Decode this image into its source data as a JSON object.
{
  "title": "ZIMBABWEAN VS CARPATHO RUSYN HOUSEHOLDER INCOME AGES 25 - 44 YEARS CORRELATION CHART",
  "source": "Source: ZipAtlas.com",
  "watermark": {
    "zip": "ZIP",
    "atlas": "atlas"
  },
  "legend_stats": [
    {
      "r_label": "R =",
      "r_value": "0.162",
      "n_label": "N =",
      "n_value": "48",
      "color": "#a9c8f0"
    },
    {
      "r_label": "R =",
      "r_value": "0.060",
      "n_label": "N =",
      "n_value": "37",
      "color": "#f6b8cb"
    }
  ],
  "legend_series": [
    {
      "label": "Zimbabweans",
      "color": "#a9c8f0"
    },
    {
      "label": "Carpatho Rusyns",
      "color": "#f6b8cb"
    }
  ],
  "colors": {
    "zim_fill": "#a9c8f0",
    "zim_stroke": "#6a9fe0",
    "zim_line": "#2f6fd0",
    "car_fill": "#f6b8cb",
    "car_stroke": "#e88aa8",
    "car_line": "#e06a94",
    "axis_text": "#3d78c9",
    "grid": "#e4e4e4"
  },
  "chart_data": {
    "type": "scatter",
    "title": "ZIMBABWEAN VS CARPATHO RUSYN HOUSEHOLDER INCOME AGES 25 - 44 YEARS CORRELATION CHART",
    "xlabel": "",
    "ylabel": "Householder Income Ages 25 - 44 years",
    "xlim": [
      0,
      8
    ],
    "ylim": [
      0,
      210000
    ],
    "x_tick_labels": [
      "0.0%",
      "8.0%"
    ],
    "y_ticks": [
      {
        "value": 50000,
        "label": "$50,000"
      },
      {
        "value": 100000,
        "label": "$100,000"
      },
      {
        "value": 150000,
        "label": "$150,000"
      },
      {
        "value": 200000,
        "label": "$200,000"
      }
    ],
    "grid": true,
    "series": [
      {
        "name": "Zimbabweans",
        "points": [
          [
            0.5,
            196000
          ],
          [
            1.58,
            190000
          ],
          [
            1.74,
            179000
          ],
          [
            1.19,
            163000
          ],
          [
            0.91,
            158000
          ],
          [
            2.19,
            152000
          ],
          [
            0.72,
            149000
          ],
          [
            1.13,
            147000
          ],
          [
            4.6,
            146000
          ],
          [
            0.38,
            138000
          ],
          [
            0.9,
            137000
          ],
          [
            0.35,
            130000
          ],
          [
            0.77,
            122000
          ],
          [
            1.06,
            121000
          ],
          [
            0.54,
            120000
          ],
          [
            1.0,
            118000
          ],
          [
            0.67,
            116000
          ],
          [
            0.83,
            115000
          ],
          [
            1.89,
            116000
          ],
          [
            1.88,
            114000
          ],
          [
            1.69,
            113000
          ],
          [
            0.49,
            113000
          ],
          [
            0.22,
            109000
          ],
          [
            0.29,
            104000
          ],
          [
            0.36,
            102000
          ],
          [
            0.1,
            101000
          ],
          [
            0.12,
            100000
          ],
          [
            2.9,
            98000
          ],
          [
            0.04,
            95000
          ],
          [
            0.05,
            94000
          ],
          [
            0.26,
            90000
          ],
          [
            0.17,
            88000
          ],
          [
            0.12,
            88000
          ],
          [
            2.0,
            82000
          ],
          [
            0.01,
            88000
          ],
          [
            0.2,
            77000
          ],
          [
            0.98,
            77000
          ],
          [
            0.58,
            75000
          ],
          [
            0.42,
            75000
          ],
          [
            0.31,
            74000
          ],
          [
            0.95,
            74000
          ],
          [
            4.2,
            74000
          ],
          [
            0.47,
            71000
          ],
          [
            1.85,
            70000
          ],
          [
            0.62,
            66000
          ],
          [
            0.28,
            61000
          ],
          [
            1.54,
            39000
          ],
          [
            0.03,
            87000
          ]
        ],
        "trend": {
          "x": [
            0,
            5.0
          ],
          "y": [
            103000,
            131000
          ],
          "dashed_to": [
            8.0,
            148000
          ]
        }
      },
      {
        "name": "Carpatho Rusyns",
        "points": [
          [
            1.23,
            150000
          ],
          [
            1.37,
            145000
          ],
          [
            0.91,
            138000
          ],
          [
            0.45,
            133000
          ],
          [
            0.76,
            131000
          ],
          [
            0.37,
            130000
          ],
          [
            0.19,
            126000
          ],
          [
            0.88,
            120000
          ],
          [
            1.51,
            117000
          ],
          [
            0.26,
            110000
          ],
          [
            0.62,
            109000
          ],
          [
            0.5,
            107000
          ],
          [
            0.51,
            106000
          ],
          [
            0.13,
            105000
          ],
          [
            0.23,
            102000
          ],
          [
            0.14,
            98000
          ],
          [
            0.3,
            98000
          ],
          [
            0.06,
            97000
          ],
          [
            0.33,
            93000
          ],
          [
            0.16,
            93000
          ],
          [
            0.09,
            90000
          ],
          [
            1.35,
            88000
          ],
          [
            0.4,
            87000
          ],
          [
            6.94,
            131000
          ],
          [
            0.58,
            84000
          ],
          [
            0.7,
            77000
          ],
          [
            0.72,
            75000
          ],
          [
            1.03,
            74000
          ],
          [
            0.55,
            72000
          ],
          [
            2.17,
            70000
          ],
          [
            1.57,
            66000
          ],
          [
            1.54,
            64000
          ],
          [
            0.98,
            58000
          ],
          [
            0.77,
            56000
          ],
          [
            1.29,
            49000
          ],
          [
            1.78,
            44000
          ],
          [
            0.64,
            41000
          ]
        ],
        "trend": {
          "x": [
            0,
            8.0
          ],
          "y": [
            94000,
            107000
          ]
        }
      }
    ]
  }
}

| Requirement |
Every line above should be written out again exactly as it stands.

| Expected output |
Decode this image into its source data as a JSON object.
{
  "title": "ZIMBABWEAN VS CARPATHO RUSYN HOUSEHOLDER INCOME AGES 25 - 44 YEARS CORRELATION CHART",
  "source": "Source: ZipAtlas.com",
  "watermark": {
    "zip": "ZIP",
    "atlas": "atlas"
  },
  "legend_stats": [
    {
      "r_label": "R =",
      "r_value": "0.162",
      "n_label": "N =",
      "n_value": "48",
      "color": "#a9c8f0"
    },
    {
      "r_label": "R =",
      "r_value": "0.060",
      "n_label": "N =",
      "n_value": "37",
      "color": "#f6b8cb"
    }
  ],
  "legend_series": [
    {
      "label": "Zimbabweans",
      "color": "#a9c8f0"
    },
    {
      "label": "Carpatho Rusyns",
      "color": "#f6b8cb"
    }
  ],
  "colors": {
    "zim_fill": "#a9c8f0",
    "zim_stroke": "#6a9fe0",
    "zim_line": "#2f6fd0",
    "car_fill": "#f6b8cb",
    "car_stroke": "#e88aa8",
    "car_line": "#e06a94",
    "axis_text": "#3d78c9",
    "grid": "#e4e4e4"
  },
  "chart_data": {
    "type": "scatter",
    "title": "ZIMBABWEAN VS CARPATHO RUSYN HOUSEHOLDER INCOME AGES 25 - 44 YEARS CORRELATION CHART",
    "xlabel": "",
    "ylabel": "Householder Income Ages 25 - 44 years",
    "xlim": [
      0,
      8
    ],
    "ylim": [
      0,
      210000
    ],
    "x_tick_labels": [
      "0.0%",
      "8.0%"
    ],
    "y_ticks": [
      {
        "value": 50000,
        "label": "$50,000"
      },
      {
        "value": 100000,
        "label": "$100,000"
      },
      {
        "value": 150000,
        "label": "$150,000"
      },
      {
        "value": 200000,
        "label": "$200,000"
      }
    ],
    "grid": true,
    "series": [
      {
        "name": "Zimbabweans",
        "points": [
          [
            0.5,
            196000
          ],
          [
            1.58,
            190000
          ],
          [
            1.74,
            179000
          ],
          [
            1.19,
            163000
          ],
          [
            0.91,
            158000
          ],
          [
            2.19,
            152000
          ],
          [
            0.72,
            149000
          ],
          [
            1.13,
            147000
          ],
          [
            4.6,
            146000
          ],
          [
            0.38,
            138000
          ],
          [
            0.9,
            137000
          ],
          [
            0.35,
            130000
          ],
          [
            0.77,
            122000
          ],
          [
            1.06,
            121000
          ],
          [
            0.54,
            120000
          ],
          [
            1.0,
            118000
          ],
          [
            0.67,
            116000
          ],
          [
            0.83,
            115000
          ],
          [
            1.89,
            116000
          ],
          [
            1.88,
            114000
          ],
          [
            1.69,
            113000
          ],
          [
            0.49,
            113000
          ],
          [
            0.22,
            109000
          ],
          [
            0.29,
            104000
          ],
          [
            0.36,
            102000
          ],
          [
            0.1,
            101000
          ],
          [
            0.12,
            100000
          ],
          [
            2.9,
            98000
          ],
          [
            0.04,
            95000
          ],
          [
            0.05,
            94000
          ],
          [
            0.26,
            90000
          ],
          [
            0.17,
            88000
          ],
          [
            0.12,
            88000
          ],
          [
            2.0,
            82000
          ],
          [
            0.01,
            88000
          ],
          [
            0.2,
            77000
          ],
          [
            0.98,
            77000
          ],
          [
            0.58,
            75000
          ],
          [
            0.42,
            75000
          ],
          [
            0.31,
            74000
          ],
          [
            0.95,
            74000
          ],
          [
            4.2,
            74000
          ],
          [
            0.47,
            71000
          ],
          [
            1.85,
            70000
          ],
          [
            0.62,
            66000
          ],
          [
            0.28,
            61000
          ],
          [
            1.54,
            39000
          ],
          [
            0.03,
            87000
          ]
        ],
        "trend": {
          "x": [
            0,
            5.0
          ],
          "y": [
            103000,
            131000
          ],
          "dashed_to": [
            8.0,
            148000
          ]
        }
      },
      {
        "name": "Carpatho Rusyns",
        "points": [
          [
            1.23,
            150000
          ],
          [
            1.37,
            145000
          ],
          [
            0.91,
            138000
          ],
          [
            0.45,
            133000
          ],
          [
            0.76,
            131000
          ],
          [
            0.37,
            130000
          ],
          [
            0.19,
            126000
          ],
          [
            0.88,
            120000
          ],
          [
            1.51,
            117000
          ],
          [
            0.26,
            110000
          ],
          [
            0.62,
            109000
          ],
          [
            0.5,
            107000
          ],
          [
            0.51,
            106000
          ],
          [
            0.13,
            105000
          ],
          [
            0.23,
            102000
          ],
          [
            0.14,
            98000
          ],
          [
            0.3,
            98000
          ],
          [
            0.06,
            97000
          ],
          [
            0.33,
            93000
          ],
          [
            0.16,
            93000
          ],
          [
            0.09,
            90000
          ],
          [
            1.35,
            88000
          ],
          [
            0.4,
            87000
          ],
          [
            6.94,
            131000
          ],
          [
            0.58,
            84000
          ],
          [
            0.7,
            77000
          ],
          [
            0.72,
            75000
          ],
          [
            1.03,
            74000
          ],
          [
            0.55,
            72000
          ],
          [
            2.17,
            70000
          ],
          [
            1.57,
            66000
          ],
          [
            1.54,
            64000
          ],
          [
            0.98,
            58000
          ],
          [
            0.77,
            56000
          ],
          [
            1.29,
            49000
          ],
          [
            1.78,
            44000
          ],
          [
            0.64,
            41000
          ]
        ],
        "trend": {
          "x": [
            0,
            8.0
          ],
          "y": [
            94000,
            107000
          ]
        }
      }
    ]
  }
}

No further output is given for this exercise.